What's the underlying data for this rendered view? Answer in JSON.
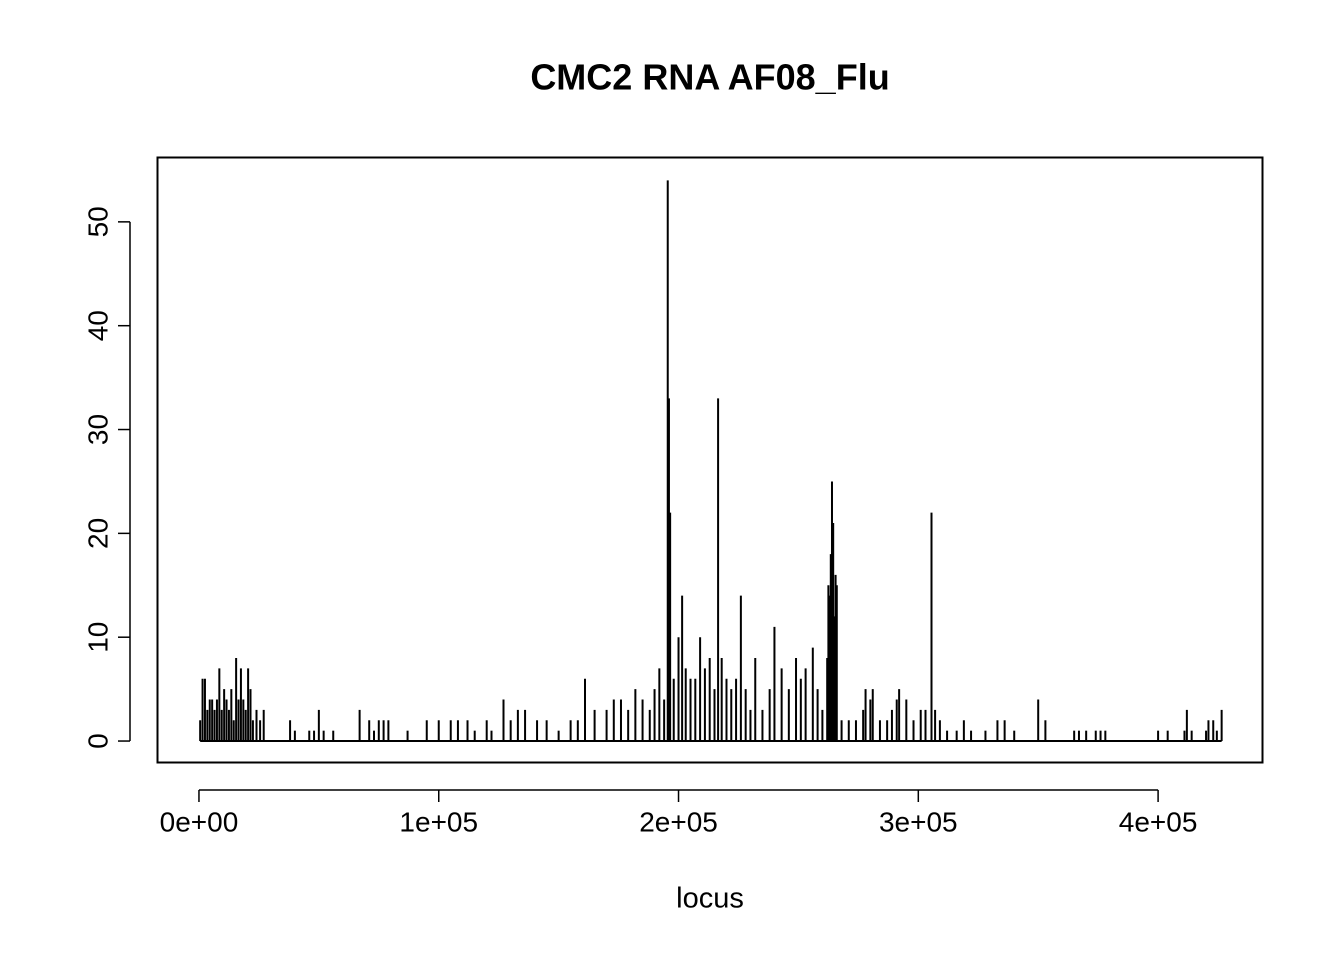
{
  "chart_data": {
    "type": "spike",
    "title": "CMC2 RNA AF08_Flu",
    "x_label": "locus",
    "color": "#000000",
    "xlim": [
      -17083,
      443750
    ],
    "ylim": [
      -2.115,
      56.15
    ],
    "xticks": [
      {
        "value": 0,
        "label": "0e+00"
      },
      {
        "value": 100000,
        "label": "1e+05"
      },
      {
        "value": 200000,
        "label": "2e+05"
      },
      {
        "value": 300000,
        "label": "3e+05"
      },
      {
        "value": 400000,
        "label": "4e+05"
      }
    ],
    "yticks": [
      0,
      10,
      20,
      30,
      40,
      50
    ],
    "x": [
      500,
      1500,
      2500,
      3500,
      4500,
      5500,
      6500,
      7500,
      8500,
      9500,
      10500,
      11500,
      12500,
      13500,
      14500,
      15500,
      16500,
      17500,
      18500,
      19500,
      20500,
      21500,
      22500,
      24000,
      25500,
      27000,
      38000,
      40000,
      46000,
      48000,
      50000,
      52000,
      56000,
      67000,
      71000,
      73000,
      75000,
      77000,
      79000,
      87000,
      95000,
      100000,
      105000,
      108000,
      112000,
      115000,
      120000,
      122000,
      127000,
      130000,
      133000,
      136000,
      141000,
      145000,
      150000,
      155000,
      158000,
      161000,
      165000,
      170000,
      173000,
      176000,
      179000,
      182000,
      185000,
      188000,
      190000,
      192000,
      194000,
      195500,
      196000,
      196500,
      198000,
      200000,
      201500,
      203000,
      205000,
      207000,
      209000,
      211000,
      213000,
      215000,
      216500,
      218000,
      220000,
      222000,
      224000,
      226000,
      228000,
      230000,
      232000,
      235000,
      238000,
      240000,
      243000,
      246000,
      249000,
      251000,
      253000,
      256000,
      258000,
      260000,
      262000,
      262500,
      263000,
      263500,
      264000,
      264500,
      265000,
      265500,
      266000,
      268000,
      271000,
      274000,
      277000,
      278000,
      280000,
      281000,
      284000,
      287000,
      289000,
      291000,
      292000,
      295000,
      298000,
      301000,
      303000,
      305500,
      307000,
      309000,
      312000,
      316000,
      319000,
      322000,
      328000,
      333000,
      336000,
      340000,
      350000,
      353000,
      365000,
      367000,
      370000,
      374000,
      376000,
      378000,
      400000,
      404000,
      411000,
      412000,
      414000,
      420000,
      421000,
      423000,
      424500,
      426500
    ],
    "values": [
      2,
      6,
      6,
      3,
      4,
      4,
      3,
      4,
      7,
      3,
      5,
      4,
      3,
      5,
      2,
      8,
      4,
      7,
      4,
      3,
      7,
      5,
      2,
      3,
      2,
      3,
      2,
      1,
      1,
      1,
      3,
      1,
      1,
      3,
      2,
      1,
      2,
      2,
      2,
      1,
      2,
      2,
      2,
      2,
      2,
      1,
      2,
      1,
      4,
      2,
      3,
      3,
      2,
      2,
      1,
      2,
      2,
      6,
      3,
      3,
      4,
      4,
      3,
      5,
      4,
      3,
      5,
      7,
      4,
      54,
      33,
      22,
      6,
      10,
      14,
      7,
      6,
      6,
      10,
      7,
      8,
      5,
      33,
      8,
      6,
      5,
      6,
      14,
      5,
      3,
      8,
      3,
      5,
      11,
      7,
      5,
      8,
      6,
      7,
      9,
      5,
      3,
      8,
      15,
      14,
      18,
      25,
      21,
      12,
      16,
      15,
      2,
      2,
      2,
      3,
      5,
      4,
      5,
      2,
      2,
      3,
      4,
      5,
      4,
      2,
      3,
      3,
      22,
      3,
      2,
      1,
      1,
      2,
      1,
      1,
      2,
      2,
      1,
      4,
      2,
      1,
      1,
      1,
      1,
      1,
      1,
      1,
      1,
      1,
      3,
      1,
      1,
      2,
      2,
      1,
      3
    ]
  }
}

----------------------------------------

Print all the records again exactly; do not include any picture.

What's the underlying data for this rendered view? Answer in JSON.
{
  "chart_data": {
    "type": "spike",
    "title": "CMC2 RNA AF08_Flu",
    "x_label": "locus",
    "color": "#000000",
    "xlim": [
      -17083,
      443750
    ],
    "ylim": [
      -2.115,
      56.15
    ],
    "xticks": [
      {
        "value": 0,
        "label": "0e+00"
      },
      {
        "value": 100000,
        "label": "1e+05"
      },
      {
        "value": 200000,
        "label": "2e+05"
      },
      {
        "value": 300000,
        "label": "3e+05"
      },
      {
        "value": 400000,
        "label": "4e+05"
      }
    ],
    "yticks": [
      0,
      10,
      20,
      30,
      40,
      50
    ],
    "x": [
      500,
      1500,
      2500,
      3500,
      4500,
      5500,
      6500,
      7500,
      8500,
      9500,
      10500,
      11500,
      12500,
      13500,
      14500,
      15500,
      16500,
      17500,
      18500,
      19500,
      20500,
      21500,
      22500,
      24000,
      25500,
      27000,
      38000,
      40000,
      46000,
      48000,
      50000,
      52000,
      56000,
      67000,
      71000,
      73000,
      75000,
      77000,
      79000,
      87000,
      95000,
      100000,
      105000,
      108000,
      112000,
      115000,
      120000,
      122000,
      127000,
      130000,
      133000,
      136000,
      141000,
      145000,
      150000,
      155000,
      158000,
      161000,
      165000,
      170000,
      173000,
      176000,
      179000,
      182000,
      185000,
      188000,
      190000,
      192000,
      194000,
      195500,
      196000,
      196500,
      198000,
      200000,
      201500,
      203000,
      205000,
      207000,
      209000,
      211000,
      213000,
      215000,
      216500,
      218000,
      220000,
      222000,
      224000,
      226000,
      228000,
      230000,
      232000,
      235000,
      238000,
      240000,
      243000,
      246000,
      249000,
      251000,
      253000,
      256000,
      258000,
      260000,
      262000,
      262500,
      263000,
      263500,
      264000,
      264500,
      265000,
      265500,
      266000,
      268000,
      271000,
      274000,
      277000,
      278000,
      280000,
      281000,
      284000,
      287000,
      289000,
      291000,
      292000,
      295000,
      298000,
      301000,
      303000,
      305500,
      307000,
      309000,
      312000,
      316000,
      319000,
      322000,
      328000,
      333000,
      336000,
      340000,
      350000,
      353000,
      365000,
      367000,
      370000,
      374000,
      376000,
      378000,
      400000,
      404000,
      411000,
      412000,
      414000,
      420000,
      421000,
      423000,
      424500,
      426500
    ],
    "values": [
      2,
      6,
      6,
      3,
      4,
      4,
      3,
      4,
      7,
      3,
      5,
      4,
      3,
      5,
      2,
      8,
      4,
      7,
      4,
      3,
      7,
      5,
      2,
      3,
      2,
      3,
      2,
      1,
      1,
      1,
      3,
      1,
      1,
      3,
      2,
      1,
      2,
      2,
      2,
      1,
      2,
      2,
      2,
      2,
      2,
      1,
      2,
      1,
      4,
      2,
      3,
      3,
      2,
      2,
      1,
      2,
      2,
      6,
      3,
      3,
      4,
      4,
      3,
      5,
      4,
      3,
      5,
      7,
      4,
      54,
      33,
      22,
      6,
      10,
      14,
      7,
      6,
      6,
      10,
      7,
      8,
      5,
      33,
      8,
      6,
      5,
      6,
      14,
      5,
      3,
      8,
      3,
      5,
      11,
      7,
      5,
      8,
      6,
      7,
      9,
      5,
      3,
      8,
      15,
      14,
      18,
      25,
      21,
      12,
      16,
      15,
      2,
      2,
      2,
      3,
      5,
      4,
      5,
      2,
      2,
      3,
      4,
      5,
      4,
      2,
      3,
      3,
      22,
      3,
      2,
      1,
      1,
      2,
      1,
      1,
      2,
      2,
      1,
      4,
      2,
      1,
      1,
      1,
      1,
      1,
      1,
      1,
      1,
      1,
      3,
      1,
      1,
      2,
      2,
      1,
      3
    ]
  }
}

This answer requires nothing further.